[Given problem] Rewrite the lines below, substituting "anchor-pin" for every "frame-pin" and changing nothing else. Leave the pictures out.

:: Given data

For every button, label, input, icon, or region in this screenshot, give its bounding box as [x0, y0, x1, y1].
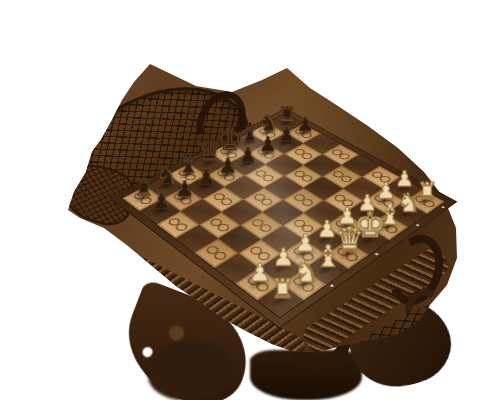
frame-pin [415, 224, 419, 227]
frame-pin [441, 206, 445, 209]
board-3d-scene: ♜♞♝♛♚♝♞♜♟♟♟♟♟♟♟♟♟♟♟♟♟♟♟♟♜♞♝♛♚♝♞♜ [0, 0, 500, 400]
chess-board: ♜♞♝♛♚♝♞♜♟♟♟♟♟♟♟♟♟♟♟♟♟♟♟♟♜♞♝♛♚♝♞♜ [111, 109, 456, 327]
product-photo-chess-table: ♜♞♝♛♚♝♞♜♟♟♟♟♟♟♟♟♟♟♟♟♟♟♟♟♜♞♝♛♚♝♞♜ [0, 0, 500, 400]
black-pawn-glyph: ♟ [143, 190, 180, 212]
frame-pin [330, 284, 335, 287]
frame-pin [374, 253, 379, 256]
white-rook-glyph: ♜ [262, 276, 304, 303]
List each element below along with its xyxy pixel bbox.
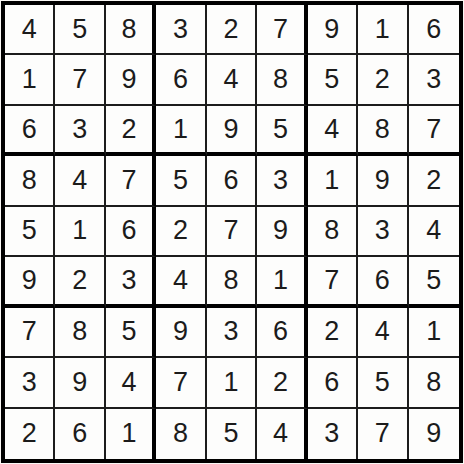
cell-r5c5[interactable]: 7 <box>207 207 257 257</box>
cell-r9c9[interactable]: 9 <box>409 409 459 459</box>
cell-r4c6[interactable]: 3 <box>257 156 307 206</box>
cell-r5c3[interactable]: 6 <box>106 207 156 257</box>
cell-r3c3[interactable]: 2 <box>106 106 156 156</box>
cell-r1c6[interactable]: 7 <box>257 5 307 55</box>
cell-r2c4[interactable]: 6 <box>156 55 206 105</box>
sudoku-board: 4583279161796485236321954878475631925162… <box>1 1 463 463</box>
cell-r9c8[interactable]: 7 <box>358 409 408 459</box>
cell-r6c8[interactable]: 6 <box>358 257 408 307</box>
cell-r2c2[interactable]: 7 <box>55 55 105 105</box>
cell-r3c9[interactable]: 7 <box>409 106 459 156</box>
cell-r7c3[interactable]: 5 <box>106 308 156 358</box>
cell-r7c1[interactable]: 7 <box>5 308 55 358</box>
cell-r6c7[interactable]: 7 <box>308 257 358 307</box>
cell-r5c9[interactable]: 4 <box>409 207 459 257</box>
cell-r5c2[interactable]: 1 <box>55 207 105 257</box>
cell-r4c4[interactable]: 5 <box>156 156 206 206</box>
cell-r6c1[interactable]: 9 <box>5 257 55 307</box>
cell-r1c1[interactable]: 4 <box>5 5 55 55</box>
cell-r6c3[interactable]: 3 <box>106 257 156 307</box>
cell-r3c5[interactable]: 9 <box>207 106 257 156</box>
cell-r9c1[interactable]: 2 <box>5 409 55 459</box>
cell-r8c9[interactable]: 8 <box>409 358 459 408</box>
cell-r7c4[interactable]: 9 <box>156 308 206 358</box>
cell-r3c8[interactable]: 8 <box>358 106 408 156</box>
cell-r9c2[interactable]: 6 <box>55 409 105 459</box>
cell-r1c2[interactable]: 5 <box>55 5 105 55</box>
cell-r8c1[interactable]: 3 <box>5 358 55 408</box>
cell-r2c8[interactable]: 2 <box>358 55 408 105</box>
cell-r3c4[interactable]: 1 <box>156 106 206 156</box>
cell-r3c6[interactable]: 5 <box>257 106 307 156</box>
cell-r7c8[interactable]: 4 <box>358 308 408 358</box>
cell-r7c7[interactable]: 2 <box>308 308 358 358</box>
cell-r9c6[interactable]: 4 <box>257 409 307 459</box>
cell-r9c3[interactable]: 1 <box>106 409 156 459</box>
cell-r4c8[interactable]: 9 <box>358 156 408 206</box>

::::

[Written response]
For every button, label, input, icon, or region in this screenshot, give its bounding box as [x0, y0, x1, y1].
anchor-pin [415, 224, 419, 227]
anchor-pin [441, 206, 445, 209]
board-3d-scene: ♜♞♝♛♚♝♞♜♟♟♟♟♟♟♟♟♟♟♟♟♟♟♟♟♜♞♝♛♚♝♞♜ [0, 0, 500, 400]
chess-board: ♜♞♝♛♚♝♞♜♟♟♟♟♟♟♟♟♟♟♟♟♟♟♟♟♜♞♝♛♚♝♞♜ [111, 109, 456, 327]
product-photo-chess-table: ♜♞♝♛♚♝♞♜♟♟♟♟♟♟♟♟♟♟♟♟♟♟♟♟♜♞♝♛♚♝♞♜ [0, 0, 500, 400]
black-pawn-glyph: ♟ [143, 190, 180, 212]
anchor-pin [330, 284, 335, 287]
anchor-pin [374, 253, 379, 256]
white-rook-glyph: ♜ [262, 276, 304, 303]
List each element below along with its xyxy pixel bbox.
cell-r5c5[interactable]: 7 <box>207 207 257 257</box>
cell-r9c9[interactable]: 9 <box>409 409 459 459</box>
cell-r4c6[interactable]: 3 <box>257 156 307 206</box>
cell-r5c3[interactable]: 6 <box>106 207 156 257</box>
cell-r3c3[interactable]: 2 <box>106 106 156 156</box>
cell-r1c6[interactable]: 7 <box>257 5 307 55</box>
cell-r2c4[interactable]: 6 <box>156 55 206 105</box>
sudoku-board: 4583279161796485236321954878475631925162… <box>1 1 463 463</box>
cell-r9c8[interactable]: 7 <box>358 409 408 459</box>
cell-r6c8[interactable]: 6 <box>358 257 408 307</box>
cell-r2c2[interactable]: 7 <box>55 55 105 105</box>
cell-r3c9[interactable]: 7 <box>409 106 459 156</box>
cell-r7c3[interactable]: 5 <box>106 308 156 358</box>
cell-r7c1[interactable]: 7 <box>5 308 55 358</box>
cell-r6c7[interactable]: 7 <box>308 257 358 307</box>
cell-r5c9[interactable]: 4 <box>409 207 459 257</box>
cell-r5c2[interactable]: 1 <box>55 207 105 257</box>
cell-r4c4[interactable]: 5 <box>156 156 206 206</box>
cell-r6c1[interactable]: 9 <box>5 257 55 307</box>
cell-r1c1[interactable]: 4 <box>5 5 55 55</box>
cell-r6c3[interactable]: 3 <box>106 257 156 307</box>
cell-r3c5[interactable]: 9 <box>207 106 257 156</box>
cell-r9c1[interactable]: 2 <box>5 409 55 459</box>
cell-r8c9[interactable]: 8 <box>409 358 459 408</box>
cell-r7c4[interactable]: 9 <box>156 308 206 358</box>
cell-r3c8[interactable]: 8 <box>358 106 408 156</box>
cell-r9c2[interactable]: 6 <box>55 409 105 459</box>
cell-r1c2[interactable]: 5 <box>55 5 105 55</box>
cell-r8c1[interactable]: 3 <box>5 358 55 408</box>
cell-r2c8[interactable]: 2 <box>358 55 408 105</box>
cell-r3c4[interactable]: 1 <box>156 106 206 156</box>
cell-r3c6[interactable]: 5 <box>257 106 307 156</box>
cell-r7c8[interactable]: 4 <box>358 308 408 358</box>
cell-r7c7[interactable]: 2 <box>308 308 358 358</box>
cell-r9c6[interactable]: 4 <box>257 409 307 459</box>
cell-r9c3[interactable]: 1 <box>106 409 156 459</box>
cell-r4c8[interactable]: 9 <box>358 156 408 206</box>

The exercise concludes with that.